STORED DATA:
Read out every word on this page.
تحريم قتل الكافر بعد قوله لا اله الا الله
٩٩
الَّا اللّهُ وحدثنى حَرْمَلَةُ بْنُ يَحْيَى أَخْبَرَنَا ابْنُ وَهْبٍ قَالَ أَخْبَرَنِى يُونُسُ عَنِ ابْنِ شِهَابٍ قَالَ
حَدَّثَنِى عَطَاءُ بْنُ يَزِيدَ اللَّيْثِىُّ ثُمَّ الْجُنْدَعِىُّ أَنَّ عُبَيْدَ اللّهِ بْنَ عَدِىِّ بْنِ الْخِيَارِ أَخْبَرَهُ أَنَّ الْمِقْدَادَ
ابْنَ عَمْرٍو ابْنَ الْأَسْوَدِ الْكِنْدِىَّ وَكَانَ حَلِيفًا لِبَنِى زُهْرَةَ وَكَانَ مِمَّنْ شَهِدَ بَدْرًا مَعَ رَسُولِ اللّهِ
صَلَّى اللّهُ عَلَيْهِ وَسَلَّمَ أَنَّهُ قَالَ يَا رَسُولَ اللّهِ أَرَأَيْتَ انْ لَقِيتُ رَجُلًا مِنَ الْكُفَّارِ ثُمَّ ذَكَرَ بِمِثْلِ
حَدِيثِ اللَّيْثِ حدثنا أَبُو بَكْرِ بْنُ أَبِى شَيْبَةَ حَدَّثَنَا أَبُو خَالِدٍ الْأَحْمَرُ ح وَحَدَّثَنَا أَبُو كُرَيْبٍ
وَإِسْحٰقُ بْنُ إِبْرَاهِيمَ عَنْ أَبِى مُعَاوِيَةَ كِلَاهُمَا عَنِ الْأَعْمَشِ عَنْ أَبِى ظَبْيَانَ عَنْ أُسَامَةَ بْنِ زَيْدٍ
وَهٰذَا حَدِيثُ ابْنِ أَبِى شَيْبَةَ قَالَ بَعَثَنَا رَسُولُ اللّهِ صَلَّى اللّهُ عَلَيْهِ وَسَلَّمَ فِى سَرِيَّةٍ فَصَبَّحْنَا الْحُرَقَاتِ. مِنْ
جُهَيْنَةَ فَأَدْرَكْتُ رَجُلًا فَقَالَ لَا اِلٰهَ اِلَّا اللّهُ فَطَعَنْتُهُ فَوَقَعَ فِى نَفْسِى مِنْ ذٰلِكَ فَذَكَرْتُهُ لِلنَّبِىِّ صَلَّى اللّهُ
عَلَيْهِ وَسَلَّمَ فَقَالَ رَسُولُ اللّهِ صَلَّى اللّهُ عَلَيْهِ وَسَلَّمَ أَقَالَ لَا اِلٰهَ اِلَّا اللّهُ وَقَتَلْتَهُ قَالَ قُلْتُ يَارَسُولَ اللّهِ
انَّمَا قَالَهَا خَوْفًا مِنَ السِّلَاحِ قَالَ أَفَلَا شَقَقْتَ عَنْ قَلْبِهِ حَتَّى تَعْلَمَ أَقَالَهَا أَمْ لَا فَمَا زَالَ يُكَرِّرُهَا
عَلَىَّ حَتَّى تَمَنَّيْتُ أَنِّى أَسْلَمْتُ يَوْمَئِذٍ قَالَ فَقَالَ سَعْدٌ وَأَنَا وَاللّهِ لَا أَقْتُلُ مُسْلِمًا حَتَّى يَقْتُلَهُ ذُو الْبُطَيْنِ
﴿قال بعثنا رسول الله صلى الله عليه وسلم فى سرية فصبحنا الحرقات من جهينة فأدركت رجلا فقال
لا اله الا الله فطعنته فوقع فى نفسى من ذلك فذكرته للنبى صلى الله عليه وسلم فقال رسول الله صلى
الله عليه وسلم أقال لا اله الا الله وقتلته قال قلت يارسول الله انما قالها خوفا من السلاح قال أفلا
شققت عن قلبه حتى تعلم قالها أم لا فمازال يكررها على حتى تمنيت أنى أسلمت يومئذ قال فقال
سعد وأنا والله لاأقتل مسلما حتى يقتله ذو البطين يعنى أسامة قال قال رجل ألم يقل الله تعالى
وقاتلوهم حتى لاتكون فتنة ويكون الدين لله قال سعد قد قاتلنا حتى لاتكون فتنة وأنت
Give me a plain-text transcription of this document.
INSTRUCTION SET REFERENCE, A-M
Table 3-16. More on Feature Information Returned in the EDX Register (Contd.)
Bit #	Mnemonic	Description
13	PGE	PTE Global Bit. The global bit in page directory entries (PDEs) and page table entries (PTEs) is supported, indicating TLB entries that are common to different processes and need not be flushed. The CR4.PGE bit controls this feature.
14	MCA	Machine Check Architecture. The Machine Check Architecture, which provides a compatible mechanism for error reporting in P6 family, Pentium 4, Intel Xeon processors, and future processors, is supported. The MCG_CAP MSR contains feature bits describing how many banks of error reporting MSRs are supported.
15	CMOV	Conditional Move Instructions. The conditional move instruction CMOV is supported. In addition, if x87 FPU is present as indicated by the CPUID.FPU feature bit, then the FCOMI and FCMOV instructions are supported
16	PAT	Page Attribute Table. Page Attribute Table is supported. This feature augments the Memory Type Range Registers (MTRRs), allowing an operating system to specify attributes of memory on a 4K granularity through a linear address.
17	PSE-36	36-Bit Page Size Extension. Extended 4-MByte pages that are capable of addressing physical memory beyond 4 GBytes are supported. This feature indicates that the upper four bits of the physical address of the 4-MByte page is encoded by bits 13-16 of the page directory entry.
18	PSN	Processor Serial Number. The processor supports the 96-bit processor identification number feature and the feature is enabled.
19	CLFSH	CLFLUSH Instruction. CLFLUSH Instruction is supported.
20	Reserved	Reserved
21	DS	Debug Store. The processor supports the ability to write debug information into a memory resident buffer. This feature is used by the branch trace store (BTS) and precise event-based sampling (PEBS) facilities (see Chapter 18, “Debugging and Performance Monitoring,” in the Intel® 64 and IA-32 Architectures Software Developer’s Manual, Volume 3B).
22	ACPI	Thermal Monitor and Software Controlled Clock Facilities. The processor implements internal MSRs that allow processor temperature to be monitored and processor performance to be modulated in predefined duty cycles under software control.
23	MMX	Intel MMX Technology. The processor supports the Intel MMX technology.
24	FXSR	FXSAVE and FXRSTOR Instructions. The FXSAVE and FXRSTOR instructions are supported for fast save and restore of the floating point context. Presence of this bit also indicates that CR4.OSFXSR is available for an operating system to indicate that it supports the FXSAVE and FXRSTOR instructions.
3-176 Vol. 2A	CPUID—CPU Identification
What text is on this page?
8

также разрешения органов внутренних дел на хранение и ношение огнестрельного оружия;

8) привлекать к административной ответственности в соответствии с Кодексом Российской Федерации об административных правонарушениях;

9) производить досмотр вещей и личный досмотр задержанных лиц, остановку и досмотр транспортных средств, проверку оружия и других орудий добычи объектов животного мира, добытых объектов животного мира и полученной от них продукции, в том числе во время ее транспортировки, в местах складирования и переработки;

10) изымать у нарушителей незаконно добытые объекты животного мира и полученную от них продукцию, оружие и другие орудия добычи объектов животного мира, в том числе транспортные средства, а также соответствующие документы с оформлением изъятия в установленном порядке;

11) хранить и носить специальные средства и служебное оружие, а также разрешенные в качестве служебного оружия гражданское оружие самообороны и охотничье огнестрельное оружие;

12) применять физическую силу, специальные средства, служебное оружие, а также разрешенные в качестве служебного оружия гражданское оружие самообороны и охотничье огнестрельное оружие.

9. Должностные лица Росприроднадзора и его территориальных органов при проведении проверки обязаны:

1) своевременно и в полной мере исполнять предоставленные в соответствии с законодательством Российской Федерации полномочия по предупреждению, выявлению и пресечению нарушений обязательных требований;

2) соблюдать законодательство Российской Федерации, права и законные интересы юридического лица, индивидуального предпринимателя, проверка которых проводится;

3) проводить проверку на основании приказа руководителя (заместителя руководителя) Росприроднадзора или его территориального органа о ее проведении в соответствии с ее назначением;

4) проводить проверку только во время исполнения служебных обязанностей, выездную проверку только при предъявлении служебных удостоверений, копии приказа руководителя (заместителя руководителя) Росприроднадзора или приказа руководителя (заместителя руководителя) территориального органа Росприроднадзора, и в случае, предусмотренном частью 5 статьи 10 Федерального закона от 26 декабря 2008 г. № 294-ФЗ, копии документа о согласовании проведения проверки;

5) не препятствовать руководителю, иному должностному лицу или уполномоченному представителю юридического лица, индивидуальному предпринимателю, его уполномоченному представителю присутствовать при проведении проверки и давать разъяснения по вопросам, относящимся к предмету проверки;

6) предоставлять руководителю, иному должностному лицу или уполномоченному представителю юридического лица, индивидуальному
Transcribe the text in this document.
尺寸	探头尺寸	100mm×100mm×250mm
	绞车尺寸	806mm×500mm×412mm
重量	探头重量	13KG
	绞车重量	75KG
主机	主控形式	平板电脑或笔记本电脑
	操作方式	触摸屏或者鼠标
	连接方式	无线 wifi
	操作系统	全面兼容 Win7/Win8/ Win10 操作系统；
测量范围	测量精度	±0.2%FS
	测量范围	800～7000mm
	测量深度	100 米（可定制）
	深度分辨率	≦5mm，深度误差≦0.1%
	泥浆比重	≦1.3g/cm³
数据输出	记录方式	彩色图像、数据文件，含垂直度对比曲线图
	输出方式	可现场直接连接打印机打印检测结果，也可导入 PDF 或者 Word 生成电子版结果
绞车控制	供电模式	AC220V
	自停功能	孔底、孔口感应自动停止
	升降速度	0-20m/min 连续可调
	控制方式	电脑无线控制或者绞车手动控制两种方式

WHAT THE TASK REQUIRES: Extract the lines above from the one containing "Transcribe the text in this document." to the last line, both included, exactly as written.

EXERCISE SOLUTION:
Transcribe the text in this document.
尺寸	探头尺寸	100mm×100mm×250mm
	绞车尺寸	806mm×500mm×412mm
重量	探头重量	13KG
	绞车重量	75KG
主机	主控形式	平板电脑或笔记本电脑
	操作方式	触摸屏或者鼠标
	连接方式	无线 wifi
	操作系统	全面兼容 Win7/Win8/ Win10 操作系统；
测量范围	测量精度	±0.2%FS
	测量范围	800～7000mm
	测量深度	100 米（可定制）
	深度分辨率	≦5mm，深度误差≦0.1%
	泥浆比重	≦1.3g/cm³
数据输出	记录方式	彩色图像、数据文件，含垂直度对比曲线图
	输出方式	可现场直接连接打印机打印检测结果，也可导入 PDF 或者 Word 生成电子版结果
绞车控制	供电模式	AC220V
	自停功能	孔底、孔口感应自动停止
	升降速度	0-20m/min 连续可调
	控制方式	电脑无线控制或者绞车手动控制两种方式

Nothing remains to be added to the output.